Saved entries:
::::::

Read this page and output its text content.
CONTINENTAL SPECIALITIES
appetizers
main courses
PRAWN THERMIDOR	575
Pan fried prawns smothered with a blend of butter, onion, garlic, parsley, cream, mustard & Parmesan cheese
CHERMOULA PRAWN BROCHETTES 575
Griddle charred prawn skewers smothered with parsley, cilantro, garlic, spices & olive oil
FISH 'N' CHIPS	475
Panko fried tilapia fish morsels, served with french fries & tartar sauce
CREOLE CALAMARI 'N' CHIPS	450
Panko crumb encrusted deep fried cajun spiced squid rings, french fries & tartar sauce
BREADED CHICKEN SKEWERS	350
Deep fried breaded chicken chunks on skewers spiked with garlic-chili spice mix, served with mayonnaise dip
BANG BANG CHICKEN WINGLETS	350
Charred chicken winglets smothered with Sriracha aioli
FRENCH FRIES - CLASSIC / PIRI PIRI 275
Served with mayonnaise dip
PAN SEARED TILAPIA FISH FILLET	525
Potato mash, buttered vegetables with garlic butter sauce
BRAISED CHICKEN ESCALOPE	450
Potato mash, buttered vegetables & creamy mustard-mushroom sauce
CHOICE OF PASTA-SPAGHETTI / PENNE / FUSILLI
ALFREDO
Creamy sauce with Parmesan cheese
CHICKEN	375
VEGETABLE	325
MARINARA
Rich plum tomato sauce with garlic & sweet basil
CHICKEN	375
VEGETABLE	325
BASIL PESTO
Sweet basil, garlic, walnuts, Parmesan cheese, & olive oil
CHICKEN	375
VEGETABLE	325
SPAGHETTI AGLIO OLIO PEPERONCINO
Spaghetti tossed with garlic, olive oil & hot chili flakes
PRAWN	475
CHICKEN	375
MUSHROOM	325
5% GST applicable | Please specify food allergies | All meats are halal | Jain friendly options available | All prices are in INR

::::::

# [Given problem]
Quote the entire listing above exactly.

# [Solution to this problem]
Read this page and output its text content.
CONTINENTAL SPECIALITIES
appetizers
main courses
PRAWN THERMIDOR	575
Pan fried prawns smothered with a blend of butter, onion, garlic, parsley, cream, mustard & Parmesan cheese
CHERMOULA PRAWN BROCHETTES 575
Griddle charred prawn skewers smothered with parsley, cilantro, garlic, spices & olive oil
FISH 'N' CHIPS	475
Panko fried tilapia fish morsels, served with french fries & tartar sauce
CREOLE CALAMARI 'N' CHIPS	450
Panko crumb encrusted deep fried cajun spiced squid rings, french fries & tartar sauce
BREADED CHICKEN SKEWERS	350
Deep fried breaded chicken chunks on skewers spiked with garlic-chili spice mix, served with mayonnaise dip
BANG BANG CHICKEN WINGLETS	350
Charred chicken winglets smothered with Sriracha aioli
FRENCH FRIES - CLASSIC / PIRI PIRI 275
Served with mayonnaise dip
PAN SEARED TILAPIA FISH FILLET	525
Potato mash, buttered vegetables with garlic butter sauce
BRAISED CHICKEN ESCALOPE	450
Potato mash, buttered vegetables & creamy mustard-mushroom sauce
CHOICE OF PASTA-SPAGHETTI / PENNE / FUSILLI
ALFREDO
Creamy sauce with Parmesan cheese
CHICKEN	375
VEGETABLE	325
MARINARA
Rich plum tomato sauce with garlic & sweet basil
CHICKEN	375
VEGETABLE	325
BASIL PESTO
Sweet basil, garlic, walnuts, Parmesan cheese, & olive oil
CHICKEN	375
VEGETABLE	325
SPAGHETTI AGLIO OLIO PEPERONCINO
Spaghetti tossed with garlic, olive oil & hot chili flakes
PRAWN	475
CHICKEN	375
MUSHROOM	325
5% GST applicable | Please specify food allergies | All meats are halal | Jain friendly options available | All prices are in INR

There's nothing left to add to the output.